[Required task]
Report how many lines contain "又数绝诸侯之地". The answer is a single number.

[Given information]
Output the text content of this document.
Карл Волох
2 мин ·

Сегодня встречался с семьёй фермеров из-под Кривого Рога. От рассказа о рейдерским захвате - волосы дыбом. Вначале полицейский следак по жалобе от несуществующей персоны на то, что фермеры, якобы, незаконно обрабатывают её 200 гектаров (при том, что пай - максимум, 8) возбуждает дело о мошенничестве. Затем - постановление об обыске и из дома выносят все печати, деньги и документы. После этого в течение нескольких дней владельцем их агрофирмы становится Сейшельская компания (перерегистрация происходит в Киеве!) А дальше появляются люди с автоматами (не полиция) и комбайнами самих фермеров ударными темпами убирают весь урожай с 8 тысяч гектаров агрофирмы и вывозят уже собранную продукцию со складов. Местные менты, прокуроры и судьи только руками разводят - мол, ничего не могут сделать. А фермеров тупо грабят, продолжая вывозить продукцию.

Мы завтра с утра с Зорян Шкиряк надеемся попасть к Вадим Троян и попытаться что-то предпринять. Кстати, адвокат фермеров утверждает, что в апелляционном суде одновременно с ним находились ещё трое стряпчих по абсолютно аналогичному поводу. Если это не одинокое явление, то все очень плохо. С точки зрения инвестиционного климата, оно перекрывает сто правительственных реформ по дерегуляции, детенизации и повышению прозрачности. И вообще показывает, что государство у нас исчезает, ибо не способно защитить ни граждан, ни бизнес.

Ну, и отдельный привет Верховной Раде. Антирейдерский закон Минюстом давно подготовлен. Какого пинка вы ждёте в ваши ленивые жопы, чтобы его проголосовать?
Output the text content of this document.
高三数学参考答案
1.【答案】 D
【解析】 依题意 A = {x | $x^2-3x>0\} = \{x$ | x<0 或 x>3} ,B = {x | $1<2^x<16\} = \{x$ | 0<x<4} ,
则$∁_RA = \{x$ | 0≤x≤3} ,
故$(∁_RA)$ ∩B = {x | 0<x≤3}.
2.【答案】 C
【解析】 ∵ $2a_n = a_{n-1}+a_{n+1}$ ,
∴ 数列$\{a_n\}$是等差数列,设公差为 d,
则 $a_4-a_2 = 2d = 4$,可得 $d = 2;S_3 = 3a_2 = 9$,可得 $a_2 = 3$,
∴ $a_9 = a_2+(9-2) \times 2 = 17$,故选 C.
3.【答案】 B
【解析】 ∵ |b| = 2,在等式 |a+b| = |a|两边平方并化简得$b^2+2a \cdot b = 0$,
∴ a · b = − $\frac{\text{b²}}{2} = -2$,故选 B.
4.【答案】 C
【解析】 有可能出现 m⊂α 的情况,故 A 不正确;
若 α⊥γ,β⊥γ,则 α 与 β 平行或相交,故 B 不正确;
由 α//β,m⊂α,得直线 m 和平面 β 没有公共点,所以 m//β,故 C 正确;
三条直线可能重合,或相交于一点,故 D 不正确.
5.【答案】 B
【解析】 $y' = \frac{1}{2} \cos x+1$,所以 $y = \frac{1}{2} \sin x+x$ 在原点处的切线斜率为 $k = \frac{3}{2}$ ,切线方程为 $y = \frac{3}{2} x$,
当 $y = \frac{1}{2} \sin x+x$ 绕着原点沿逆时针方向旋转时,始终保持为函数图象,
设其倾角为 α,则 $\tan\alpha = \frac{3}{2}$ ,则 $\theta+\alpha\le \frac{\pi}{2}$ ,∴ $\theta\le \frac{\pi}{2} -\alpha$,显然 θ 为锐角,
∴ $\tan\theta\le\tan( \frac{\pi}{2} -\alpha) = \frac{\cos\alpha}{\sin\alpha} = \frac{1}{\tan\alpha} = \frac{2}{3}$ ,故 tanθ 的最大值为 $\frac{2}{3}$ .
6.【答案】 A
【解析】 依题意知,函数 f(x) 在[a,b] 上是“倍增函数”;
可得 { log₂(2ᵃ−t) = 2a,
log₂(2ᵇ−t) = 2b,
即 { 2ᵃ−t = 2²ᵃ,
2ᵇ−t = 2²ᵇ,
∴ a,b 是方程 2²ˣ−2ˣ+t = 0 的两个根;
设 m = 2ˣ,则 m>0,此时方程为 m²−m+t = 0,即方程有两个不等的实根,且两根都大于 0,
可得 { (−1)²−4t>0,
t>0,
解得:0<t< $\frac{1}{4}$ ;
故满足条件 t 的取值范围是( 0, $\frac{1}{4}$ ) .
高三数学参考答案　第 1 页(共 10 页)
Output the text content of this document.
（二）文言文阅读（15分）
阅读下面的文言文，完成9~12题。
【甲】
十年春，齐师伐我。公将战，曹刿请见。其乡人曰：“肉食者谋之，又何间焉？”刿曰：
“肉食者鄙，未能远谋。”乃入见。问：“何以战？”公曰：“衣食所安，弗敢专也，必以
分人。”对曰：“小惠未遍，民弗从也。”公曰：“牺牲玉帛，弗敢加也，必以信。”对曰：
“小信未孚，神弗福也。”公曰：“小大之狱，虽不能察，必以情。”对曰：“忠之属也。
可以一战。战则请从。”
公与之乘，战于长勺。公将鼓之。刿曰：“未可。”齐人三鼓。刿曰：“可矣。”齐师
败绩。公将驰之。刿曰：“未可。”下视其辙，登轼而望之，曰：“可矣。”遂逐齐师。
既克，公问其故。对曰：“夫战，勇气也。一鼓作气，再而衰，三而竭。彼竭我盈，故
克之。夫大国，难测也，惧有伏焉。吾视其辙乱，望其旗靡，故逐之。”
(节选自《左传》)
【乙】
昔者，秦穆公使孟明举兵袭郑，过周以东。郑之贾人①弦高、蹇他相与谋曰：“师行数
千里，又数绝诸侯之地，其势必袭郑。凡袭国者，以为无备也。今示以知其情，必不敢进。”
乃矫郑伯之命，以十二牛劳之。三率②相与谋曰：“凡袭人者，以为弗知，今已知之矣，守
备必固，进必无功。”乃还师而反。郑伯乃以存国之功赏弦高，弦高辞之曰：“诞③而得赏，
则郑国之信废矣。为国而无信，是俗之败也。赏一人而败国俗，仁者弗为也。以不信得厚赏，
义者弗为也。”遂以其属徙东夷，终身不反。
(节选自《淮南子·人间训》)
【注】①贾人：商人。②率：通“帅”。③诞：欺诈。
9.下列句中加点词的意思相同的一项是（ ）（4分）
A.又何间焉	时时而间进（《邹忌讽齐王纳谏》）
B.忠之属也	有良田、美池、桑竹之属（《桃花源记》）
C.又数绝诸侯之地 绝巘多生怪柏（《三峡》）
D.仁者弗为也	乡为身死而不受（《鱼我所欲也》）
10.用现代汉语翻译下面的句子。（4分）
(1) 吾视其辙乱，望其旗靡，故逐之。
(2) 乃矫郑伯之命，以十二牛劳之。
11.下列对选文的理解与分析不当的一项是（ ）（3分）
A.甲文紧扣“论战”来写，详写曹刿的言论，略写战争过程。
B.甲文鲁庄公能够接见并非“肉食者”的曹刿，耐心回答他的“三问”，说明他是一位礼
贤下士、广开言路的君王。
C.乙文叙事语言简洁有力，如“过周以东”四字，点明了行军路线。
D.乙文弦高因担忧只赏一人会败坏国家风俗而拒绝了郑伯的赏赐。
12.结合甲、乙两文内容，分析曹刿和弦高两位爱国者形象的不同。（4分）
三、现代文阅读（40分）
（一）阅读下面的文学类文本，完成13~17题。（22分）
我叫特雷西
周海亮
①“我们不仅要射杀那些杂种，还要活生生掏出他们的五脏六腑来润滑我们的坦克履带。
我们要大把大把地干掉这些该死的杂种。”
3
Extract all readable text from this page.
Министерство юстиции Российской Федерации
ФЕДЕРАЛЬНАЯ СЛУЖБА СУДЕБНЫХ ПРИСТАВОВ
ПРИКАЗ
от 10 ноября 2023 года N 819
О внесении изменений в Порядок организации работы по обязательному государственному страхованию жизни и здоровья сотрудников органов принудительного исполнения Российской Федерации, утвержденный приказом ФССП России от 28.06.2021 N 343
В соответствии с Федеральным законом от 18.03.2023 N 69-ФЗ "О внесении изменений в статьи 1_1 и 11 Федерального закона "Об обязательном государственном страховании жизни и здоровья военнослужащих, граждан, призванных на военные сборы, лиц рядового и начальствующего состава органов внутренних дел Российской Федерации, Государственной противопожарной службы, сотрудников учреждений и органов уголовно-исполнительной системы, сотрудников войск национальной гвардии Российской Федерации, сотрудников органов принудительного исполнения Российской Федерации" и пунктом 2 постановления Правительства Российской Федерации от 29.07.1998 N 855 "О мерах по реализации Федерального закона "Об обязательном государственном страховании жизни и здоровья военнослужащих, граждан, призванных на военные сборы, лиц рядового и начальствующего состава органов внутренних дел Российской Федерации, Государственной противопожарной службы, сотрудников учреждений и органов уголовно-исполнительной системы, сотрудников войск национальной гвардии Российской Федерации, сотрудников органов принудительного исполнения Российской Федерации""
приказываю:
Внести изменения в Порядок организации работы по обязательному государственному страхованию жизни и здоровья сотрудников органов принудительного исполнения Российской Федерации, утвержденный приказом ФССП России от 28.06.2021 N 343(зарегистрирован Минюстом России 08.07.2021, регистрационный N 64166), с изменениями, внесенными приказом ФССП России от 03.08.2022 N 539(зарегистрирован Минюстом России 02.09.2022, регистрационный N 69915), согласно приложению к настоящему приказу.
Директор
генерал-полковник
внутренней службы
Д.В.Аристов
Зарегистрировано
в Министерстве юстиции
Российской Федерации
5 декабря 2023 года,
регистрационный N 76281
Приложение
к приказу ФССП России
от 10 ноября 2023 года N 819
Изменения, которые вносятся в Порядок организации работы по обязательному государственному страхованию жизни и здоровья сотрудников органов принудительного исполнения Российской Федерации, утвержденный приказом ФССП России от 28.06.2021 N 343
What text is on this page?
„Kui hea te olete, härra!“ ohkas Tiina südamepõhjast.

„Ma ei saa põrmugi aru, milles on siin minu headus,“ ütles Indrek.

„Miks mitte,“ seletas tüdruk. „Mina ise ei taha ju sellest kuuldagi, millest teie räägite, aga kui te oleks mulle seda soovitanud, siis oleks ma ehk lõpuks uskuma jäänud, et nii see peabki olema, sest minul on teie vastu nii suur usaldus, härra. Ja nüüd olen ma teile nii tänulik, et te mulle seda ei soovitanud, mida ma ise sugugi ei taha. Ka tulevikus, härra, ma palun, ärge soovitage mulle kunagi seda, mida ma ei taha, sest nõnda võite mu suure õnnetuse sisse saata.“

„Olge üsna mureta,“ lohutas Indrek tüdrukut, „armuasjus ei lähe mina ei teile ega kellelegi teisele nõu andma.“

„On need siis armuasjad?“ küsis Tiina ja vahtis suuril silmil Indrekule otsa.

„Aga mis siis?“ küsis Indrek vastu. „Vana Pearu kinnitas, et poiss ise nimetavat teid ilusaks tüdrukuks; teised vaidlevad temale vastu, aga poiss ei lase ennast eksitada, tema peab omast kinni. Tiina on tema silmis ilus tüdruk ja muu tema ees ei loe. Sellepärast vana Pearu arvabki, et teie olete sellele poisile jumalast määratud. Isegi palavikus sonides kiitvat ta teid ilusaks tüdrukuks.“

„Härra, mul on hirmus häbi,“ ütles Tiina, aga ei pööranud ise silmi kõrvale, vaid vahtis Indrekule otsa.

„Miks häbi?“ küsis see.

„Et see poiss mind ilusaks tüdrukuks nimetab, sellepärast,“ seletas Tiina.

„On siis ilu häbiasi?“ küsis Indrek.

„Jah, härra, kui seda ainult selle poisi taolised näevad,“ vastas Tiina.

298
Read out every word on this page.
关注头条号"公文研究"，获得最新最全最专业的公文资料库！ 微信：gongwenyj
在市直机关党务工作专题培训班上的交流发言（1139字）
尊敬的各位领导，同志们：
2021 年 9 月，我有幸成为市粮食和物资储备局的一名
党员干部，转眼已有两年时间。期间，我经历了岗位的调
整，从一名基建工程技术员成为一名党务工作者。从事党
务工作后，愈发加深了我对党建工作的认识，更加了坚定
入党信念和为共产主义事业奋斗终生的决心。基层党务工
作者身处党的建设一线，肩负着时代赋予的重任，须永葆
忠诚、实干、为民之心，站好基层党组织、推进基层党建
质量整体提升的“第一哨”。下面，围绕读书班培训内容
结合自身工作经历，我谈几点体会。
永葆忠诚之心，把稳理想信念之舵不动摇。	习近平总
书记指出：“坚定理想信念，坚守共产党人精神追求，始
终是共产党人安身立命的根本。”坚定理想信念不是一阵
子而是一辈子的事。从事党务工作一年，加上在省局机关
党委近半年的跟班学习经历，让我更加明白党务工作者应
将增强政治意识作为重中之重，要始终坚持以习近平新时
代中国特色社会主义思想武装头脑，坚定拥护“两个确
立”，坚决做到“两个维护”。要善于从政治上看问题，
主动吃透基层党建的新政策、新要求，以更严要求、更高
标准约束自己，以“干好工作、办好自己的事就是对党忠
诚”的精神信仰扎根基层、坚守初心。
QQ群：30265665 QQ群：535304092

[Solution]
2